Material supplied

— BEGIN —

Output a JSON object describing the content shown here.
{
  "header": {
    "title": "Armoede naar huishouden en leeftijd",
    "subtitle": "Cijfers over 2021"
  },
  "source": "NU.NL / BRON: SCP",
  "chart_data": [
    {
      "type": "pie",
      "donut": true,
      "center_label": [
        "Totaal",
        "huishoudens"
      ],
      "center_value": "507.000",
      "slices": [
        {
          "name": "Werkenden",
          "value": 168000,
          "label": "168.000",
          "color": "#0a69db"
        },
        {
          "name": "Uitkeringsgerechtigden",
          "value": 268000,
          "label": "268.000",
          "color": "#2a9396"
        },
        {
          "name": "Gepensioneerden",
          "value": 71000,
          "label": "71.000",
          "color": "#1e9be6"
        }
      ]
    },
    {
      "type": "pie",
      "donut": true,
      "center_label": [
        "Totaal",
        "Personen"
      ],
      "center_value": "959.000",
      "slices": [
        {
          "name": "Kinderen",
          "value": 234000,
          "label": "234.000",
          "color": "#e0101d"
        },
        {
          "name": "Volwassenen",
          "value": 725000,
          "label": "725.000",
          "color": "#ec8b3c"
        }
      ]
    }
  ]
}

— END —

Quote every line of the data, word for word.

Solved problem
Output a JSON object describing the content shown here.
{
  "header": {
    "title": "Armoede naar huishouden en leeftijd",
    "subtitle": "Cijfers over 2021"
  },
  "source": "NU.NL / BRON: SCP",
  "chart_data": [
    {
      "type": "pie",
      "donut": true,
      "center_label": [
        "Totaal",
        "huishoudens"
      ],
      "center_value": "507.000",
      "slices": [
        {
          "name": "Werkenden",
          "value": 168000,
          "label": "168.000",
          "color": "#0a69db"
        },
        {
          "name": "Uitkeringsgerechtigden",
          "value": 268000,
          "label": "268.000",
          "color": "#2a9396"
        },
        {
          "name": "Gepensioneerden",
          "value": 71000,
          "label": "71.000",
          "color": "#1e9be6"
        }
      ]
    },
    {
      "type": "pie",
      "donut": true,
      "center_label": [
        "Totaal",
        "Personen"
      ],
      "center_value": "959.000",
      "slices": [
        {
          "name": "Kinderen",
          "value": 234000,
          "label": "234.000",
          "color": "#e0101d"
        },
        {
          "name": "Volwassenen",
          "value": 725000,
          "label": "725.000",
          "color": "#ec8b3c"
        }
      ]
    }
  ]
}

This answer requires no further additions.